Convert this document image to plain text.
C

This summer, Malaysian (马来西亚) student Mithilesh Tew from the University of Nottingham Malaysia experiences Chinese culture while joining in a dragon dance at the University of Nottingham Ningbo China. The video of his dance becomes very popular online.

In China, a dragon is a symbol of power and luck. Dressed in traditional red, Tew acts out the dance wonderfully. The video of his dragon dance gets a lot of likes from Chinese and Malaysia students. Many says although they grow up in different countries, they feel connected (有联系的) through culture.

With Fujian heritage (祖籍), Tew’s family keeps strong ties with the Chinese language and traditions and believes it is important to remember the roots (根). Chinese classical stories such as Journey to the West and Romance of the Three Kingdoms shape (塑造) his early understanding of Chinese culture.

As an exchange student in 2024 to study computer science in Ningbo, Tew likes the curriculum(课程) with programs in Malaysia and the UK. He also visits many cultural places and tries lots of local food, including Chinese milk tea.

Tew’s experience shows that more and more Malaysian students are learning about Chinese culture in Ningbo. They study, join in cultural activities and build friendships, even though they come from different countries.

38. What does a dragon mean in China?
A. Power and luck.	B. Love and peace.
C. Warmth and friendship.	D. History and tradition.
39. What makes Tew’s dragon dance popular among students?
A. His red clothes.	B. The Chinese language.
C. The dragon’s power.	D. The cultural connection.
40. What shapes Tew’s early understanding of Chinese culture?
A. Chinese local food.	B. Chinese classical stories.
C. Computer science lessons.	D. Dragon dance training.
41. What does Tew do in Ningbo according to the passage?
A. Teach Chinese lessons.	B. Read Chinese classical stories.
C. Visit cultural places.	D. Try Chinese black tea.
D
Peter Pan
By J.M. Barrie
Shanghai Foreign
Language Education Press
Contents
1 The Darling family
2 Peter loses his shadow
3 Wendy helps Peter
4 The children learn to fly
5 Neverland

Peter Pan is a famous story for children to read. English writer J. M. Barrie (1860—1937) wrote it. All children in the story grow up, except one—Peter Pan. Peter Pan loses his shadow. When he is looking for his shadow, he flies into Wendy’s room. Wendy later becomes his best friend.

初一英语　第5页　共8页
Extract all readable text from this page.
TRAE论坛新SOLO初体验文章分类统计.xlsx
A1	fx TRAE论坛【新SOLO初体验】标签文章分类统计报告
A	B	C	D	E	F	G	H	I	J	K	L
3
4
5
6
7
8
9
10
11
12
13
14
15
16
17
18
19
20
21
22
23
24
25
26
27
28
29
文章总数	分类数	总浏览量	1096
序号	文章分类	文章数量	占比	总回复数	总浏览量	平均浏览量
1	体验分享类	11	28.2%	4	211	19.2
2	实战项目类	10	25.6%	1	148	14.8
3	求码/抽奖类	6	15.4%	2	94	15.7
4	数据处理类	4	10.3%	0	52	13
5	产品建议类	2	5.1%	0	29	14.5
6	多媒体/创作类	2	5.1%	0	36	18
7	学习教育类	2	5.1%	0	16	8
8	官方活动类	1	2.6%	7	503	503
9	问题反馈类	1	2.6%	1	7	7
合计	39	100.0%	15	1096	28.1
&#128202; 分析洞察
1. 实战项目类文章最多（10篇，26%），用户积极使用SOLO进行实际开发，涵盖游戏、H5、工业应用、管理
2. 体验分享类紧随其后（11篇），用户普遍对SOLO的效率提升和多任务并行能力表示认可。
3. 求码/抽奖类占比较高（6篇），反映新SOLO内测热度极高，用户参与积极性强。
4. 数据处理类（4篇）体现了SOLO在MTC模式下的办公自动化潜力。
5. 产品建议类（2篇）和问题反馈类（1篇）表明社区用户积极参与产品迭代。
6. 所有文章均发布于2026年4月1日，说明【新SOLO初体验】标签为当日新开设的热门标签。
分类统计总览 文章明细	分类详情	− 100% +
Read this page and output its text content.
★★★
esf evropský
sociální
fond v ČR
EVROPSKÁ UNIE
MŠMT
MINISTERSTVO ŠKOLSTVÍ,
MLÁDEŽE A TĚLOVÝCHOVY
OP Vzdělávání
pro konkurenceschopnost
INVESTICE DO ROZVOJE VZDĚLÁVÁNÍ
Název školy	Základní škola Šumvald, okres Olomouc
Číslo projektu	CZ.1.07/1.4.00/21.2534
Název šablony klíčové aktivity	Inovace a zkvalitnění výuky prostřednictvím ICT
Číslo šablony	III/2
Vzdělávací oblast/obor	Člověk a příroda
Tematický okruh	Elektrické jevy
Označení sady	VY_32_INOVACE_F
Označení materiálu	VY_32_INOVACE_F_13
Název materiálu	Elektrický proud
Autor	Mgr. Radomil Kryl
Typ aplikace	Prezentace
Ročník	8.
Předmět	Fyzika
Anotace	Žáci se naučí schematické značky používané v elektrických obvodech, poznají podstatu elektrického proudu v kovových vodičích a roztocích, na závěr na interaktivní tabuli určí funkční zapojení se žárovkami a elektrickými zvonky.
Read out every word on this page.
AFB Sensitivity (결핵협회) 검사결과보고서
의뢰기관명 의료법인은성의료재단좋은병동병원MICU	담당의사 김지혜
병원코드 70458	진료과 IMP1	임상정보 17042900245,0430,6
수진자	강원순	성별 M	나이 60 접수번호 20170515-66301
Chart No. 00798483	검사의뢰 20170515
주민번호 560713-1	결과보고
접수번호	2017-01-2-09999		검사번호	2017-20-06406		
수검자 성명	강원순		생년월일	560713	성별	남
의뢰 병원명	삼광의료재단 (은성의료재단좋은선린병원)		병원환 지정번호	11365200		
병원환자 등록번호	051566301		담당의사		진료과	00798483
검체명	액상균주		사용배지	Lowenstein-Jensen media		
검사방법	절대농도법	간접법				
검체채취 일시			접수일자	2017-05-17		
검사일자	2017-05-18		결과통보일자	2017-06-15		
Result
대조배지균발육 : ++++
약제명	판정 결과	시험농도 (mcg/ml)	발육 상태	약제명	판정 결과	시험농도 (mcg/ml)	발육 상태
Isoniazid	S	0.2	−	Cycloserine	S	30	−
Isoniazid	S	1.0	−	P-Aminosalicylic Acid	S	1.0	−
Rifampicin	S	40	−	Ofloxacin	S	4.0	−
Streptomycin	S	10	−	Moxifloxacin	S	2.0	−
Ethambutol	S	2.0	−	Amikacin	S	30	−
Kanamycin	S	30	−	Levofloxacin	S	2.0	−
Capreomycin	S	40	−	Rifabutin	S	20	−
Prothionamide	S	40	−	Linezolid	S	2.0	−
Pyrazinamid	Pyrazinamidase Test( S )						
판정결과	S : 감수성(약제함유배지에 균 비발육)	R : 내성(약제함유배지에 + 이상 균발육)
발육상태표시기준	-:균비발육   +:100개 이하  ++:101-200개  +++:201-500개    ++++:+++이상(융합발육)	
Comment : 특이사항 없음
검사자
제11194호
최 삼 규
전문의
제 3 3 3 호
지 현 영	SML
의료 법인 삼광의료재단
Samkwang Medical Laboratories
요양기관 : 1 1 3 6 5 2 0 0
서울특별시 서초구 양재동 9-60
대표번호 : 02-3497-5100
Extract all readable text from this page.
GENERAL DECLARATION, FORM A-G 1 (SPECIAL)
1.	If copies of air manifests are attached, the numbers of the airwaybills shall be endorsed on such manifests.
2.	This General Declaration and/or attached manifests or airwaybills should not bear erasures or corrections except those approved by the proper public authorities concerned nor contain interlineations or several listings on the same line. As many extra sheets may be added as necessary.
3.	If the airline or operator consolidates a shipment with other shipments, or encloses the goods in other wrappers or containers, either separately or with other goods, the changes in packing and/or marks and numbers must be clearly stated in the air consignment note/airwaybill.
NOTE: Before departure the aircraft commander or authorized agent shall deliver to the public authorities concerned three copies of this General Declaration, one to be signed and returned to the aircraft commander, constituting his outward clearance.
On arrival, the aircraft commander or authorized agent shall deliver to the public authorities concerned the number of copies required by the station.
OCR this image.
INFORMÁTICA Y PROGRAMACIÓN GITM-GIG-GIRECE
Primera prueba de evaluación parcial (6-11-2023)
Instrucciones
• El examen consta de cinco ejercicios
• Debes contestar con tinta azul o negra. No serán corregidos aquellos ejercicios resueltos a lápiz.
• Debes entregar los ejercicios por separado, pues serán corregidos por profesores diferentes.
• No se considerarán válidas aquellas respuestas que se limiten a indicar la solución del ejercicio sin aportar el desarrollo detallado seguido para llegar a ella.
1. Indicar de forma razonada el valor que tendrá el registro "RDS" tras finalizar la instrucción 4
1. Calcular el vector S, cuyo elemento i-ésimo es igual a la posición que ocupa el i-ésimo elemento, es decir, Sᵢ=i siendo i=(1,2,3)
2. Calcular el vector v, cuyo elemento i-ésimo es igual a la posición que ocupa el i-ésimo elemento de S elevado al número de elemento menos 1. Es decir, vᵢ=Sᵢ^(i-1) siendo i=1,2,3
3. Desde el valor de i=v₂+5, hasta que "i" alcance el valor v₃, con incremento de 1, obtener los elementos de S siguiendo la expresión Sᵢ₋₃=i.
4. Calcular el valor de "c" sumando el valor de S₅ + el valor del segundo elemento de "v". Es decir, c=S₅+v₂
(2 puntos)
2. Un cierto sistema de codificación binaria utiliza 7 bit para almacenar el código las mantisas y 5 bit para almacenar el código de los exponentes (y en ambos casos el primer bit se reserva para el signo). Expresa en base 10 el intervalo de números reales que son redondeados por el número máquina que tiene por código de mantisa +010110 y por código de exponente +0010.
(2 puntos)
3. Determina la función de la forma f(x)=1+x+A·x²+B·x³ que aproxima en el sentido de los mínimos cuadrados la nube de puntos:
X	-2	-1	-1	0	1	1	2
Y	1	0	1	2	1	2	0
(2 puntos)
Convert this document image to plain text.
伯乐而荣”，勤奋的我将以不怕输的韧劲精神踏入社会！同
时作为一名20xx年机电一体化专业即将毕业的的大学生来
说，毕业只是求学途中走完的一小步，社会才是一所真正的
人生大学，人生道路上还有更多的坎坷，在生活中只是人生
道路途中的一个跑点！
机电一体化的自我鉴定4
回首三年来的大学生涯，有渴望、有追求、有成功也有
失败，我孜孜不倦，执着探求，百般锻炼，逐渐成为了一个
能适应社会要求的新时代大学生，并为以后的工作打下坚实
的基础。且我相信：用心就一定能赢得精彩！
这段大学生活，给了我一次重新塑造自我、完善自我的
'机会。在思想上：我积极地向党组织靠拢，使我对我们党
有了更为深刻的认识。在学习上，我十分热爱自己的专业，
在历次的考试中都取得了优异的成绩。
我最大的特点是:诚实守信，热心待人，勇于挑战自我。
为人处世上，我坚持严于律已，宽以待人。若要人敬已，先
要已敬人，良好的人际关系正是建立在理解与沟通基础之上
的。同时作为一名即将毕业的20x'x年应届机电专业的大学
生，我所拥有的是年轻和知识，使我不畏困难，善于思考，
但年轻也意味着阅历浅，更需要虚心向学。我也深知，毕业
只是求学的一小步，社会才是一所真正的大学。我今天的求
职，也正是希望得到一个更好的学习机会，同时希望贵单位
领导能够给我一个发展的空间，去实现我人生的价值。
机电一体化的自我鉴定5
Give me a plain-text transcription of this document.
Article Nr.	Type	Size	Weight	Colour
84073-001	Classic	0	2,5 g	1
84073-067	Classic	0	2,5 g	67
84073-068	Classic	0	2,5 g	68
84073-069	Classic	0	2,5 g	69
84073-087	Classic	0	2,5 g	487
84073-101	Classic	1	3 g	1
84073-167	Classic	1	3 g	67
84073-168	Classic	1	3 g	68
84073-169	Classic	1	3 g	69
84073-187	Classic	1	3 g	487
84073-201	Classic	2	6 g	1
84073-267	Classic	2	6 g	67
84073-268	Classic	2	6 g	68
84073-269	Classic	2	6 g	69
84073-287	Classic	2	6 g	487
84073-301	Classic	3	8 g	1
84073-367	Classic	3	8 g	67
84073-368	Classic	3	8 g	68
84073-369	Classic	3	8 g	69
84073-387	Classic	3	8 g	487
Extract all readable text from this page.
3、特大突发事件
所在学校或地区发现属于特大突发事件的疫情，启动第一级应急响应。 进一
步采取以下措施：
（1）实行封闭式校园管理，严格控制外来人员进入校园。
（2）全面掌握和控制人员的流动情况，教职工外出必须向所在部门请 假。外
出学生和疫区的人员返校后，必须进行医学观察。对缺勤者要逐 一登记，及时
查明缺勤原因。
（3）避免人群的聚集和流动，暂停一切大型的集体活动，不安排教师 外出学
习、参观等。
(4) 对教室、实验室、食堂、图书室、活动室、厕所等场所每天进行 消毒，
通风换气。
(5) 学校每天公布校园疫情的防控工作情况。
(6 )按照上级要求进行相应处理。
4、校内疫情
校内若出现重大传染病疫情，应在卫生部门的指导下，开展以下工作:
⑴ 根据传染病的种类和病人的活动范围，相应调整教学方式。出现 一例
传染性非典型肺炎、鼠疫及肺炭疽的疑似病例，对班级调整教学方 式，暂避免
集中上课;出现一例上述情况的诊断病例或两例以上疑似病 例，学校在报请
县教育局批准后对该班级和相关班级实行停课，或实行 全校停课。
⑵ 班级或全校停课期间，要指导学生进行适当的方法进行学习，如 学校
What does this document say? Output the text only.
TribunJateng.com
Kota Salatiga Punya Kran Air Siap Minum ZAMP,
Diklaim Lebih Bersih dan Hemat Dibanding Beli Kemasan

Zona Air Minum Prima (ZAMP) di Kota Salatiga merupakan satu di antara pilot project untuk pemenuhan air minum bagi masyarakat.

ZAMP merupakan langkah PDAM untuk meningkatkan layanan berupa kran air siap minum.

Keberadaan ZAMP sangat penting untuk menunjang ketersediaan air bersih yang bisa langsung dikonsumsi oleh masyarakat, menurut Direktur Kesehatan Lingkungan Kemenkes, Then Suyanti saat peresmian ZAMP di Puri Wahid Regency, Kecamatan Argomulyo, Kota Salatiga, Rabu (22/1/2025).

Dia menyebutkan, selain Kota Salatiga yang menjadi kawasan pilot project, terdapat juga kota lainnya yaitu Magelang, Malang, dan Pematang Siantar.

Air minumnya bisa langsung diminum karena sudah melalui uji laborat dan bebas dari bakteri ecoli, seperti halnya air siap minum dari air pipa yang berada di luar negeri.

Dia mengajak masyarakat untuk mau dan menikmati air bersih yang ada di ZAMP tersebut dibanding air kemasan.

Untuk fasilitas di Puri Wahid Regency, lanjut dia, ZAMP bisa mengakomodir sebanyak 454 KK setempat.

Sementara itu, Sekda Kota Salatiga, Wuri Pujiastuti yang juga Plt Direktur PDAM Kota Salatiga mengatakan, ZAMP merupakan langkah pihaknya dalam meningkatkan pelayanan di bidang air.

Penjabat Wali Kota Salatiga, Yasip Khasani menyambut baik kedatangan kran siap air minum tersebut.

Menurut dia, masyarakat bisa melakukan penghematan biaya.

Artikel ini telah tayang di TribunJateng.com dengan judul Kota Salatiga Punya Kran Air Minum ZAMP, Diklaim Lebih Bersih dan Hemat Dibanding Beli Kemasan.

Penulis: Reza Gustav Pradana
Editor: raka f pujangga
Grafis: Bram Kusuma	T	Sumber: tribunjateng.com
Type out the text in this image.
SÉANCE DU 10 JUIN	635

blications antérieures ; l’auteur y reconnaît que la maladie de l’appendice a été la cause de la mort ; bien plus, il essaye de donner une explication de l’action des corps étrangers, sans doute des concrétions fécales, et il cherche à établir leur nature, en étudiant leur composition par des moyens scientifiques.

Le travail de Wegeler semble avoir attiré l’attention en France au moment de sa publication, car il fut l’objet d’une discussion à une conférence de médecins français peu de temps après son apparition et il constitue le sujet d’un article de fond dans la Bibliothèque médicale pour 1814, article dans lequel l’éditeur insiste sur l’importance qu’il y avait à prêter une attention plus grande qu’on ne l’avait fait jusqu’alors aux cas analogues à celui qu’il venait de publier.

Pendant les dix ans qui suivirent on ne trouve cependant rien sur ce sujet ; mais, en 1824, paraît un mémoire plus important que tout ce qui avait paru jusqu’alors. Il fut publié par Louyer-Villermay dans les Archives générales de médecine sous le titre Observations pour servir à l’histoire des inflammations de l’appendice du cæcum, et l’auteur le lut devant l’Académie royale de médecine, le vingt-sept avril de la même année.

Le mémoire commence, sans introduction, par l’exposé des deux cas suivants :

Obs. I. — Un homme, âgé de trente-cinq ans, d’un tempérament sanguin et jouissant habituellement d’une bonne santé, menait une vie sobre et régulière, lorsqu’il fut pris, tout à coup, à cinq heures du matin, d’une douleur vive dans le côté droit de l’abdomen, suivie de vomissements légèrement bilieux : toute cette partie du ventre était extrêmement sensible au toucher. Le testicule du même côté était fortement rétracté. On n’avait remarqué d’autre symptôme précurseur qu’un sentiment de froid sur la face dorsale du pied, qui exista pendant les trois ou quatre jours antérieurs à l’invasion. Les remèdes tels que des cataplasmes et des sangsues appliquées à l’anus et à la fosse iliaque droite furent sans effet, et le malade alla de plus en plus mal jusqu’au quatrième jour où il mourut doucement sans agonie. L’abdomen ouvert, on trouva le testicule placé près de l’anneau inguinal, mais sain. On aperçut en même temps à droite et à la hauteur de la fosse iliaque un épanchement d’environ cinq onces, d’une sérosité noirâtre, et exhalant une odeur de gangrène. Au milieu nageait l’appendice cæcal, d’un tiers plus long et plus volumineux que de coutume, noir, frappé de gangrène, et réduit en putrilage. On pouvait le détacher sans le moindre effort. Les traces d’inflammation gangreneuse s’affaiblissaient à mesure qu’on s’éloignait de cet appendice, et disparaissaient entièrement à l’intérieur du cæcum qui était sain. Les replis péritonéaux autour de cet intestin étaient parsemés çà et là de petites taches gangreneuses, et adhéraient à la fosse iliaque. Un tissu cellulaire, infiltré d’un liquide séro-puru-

Set exercise:
Go through the listing above and return every line where the word "šablony" occurs.

Response:
Název šablony klíčové aktivity	Inovace a zkvalitnění výuky prostřednictvím ICT
Číslo šablony	III/2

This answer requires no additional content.